Complement system alteration in iPSC-derived astrocytes from individuals with Down syndrome

Down syndrome (DS), or trisomy 21 (T21), resulting from an extra copy of chromosome 21, occurs in 1 in 700–1,000 live births. Neuroinflammation is increasingly recognized as a critical contributor to DS neuropathology, although its underlying drivers remain unclear. In this study, we analyzed available single-nucleus RNA sequencing data from postmortem cortical brain samples of individuals with DS and controls aged 36 years or younger, identifying significant alterations in complement system gene sets. We validated these findings using astrocytes differentiated from urine-derived induced pluripotent stem cells (iPSCs) from individuals with DS (T21-iPSC), marking the first study to assess gene expression and protein levels of complement components in T21-iPSC-derived astrocytes. Our results revealed distinct phenotypic changes in T21-iPSC-derived astrocytes, including enlarged cell and nuclear sizes, and enhanced glutamate uptake. Elevated levels of C5aR1 and MASP1 transcripts, as well as increased C4 protein secretion in culture supernatants, suggest dysregulation of the complement system in DS. These findings underscore the role of complement pathway in DS neuropathogenesis and point to potential therapeutic targets to improve the quality of life for individuals with DS.

Stored data
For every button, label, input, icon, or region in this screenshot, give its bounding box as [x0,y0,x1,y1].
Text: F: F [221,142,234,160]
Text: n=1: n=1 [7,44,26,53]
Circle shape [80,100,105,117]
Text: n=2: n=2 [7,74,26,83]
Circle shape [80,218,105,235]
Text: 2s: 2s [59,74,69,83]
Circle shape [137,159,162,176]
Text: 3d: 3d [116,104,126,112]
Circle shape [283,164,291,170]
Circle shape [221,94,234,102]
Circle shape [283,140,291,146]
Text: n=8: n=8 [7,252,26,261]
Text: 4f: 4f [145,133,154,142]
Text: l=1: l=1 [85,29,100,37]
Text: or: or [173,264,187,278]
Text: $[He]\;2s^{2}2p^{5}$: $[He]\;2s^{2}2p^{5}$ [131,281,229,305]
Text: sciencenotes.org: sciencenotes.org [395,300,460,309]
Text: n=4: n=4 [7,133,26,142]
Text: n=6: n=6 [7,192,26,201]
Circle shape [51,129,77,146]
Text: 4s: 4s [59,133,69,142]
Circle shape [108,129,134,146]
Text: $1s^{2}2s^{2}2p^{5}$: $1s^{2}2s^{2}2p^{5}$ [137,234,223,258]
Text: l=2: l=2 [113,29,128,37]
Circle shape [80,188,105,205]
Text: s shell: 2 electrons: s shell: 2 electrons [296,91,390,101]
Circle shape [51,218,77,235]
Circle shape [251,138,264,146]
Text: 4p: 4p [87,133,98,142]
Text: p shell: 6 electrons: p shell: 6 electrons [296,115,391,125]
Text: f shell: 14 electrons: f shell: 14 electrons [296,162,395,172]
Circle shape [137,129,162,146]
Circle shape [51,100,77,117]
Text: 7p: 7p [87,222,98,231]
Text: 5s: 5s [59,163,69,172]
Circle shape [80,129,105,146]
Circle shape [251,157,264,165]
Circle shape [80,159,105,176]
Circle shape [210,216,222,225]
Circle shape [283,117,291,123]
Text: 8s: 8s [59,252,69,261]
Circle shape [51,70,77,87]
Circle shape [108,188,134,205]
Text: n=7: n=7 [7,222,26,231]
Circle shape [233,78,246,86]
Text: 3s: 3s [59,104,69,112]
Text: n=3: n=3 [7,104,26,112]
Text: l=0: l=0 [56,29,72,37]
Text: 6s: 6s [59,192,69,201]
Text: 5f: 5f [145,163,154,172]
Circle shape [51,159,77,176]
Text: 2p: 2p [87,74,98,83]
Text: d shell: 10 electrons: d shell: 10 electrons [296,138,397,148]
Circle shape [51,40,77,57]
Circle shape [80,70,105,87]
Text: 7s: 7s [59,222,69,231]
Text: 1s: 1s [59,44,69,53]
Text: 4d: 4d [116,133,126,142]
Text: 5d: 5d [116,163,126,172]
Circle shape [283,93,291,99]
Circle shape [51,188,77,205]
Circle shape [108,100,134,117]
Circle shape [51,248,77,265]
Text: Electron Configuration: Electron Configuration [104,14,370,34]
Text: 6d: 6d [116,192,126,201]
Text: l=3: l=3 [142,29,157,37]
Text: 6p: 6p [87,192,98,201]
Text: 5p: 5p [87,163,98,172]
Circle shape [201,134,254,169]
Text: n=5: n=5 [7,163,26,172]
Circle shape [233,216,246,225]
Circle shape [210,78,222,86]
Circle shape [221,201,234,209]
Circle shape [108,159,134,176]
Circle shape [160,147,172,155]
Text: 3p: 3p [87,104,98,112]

Problem statement –
Copy out the abstract above on complement system changes in astrocytes from people with Down syndrome, word for word from the title to the last sentence.

Solved problem –
Complement system alteration in iPSC-derived astrocytes from individuals with Down syndrome

Down syndrome (DS), or trisomy 21 (T21), resulting from an extra copy of chromosome 21, occurs in 1 in 700–1,000 live births. Neuroinflammation is increasingly recognized as a critical contributor to DS neuropathology, although its underlying drivers remain unclear. In this study, we analyzed available single-nucleus RNA sequencing data from postmortem cortical brain samples of individuals with DS and controls aged 36 years or younger, identifying significant alterations in complement system gene sets. We validated these findings using astrocytes differentiated from urine-derived induced pluripotent stem cells (iPSCs) from individuals with DS (T21-iPSC), marking the first study to assess gene expression and protein levels of complement components in T21-iPSC-derived astrocytes. Our results revealed distinct phenotypic changes in T21-iPSC-derived astrocytes, including enlarged cell and nuclear sizes, and enhanced glutamate uptake. Elevated levels of C5aR1 and MASP1 transcripts, as well as increased C4 protein secretion in culture supernatants, suggest dysregulation of the complement system in DS. These findings underscore the role of complement pathway in DS neuropathogenesis and point to potential therapeutic targets to improve the quality of life for individuals with DS.